» EXERCISE INSTRUCTIONS: Look through the lines below and extract any with the word "JSON".

-- Start of RECORD EXTRACTS --

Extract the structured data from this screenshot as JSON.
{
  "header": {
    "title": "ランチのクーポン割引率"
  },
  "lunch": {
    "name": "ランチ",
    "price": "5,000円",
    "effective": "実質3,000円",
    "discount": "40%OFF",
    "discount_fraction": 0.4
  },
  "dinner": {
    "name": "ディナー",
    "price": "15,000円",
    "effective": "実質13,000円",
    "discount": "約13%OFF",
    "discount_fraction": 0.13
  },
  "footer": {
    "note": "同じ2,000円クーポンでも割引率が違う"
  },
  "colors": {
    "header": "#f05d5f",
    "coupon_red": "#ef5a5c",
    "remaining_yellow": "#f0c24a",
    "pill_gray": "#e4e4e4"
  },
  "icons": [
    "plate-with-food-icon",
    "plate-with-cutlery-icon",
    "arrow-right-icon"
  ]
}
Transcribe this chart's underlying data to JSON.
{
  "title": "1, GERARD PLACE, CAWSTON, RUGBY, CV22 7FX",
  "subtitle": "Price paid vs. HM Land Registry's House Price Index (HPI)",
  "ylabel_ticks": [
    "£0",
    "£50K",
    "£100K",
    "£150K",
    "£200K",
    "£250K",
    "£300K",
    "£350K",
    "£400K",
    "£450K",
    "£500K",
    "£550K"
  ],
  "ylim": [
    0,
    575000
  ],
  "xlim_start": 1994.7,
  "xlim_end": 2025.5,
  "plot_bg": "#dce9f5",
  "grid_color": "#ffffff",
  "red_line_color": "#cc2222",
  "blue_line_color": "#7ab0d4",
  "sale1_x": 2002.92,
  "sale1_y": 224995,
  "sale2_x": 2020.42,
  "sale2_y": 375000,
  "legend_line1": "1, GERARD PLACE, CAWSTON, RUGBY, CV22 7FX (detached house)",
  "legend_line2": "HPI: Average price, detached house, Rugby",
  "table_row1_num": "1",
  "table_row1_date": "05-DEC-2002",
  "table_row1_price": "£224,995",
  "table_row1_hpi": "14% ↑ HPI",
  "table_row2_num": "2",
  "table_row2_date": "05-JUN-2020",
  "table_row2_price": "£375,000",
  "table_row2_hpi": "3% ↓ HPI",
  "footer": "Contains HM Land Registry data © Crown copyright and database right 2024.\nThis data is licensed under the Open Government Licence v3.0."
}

-- End of RECORD EXTRACTS --

» FULL RESPONSE:
Extract the structured data from this screenshot as JSON.
Transcribe this chart's underlying data to JSON.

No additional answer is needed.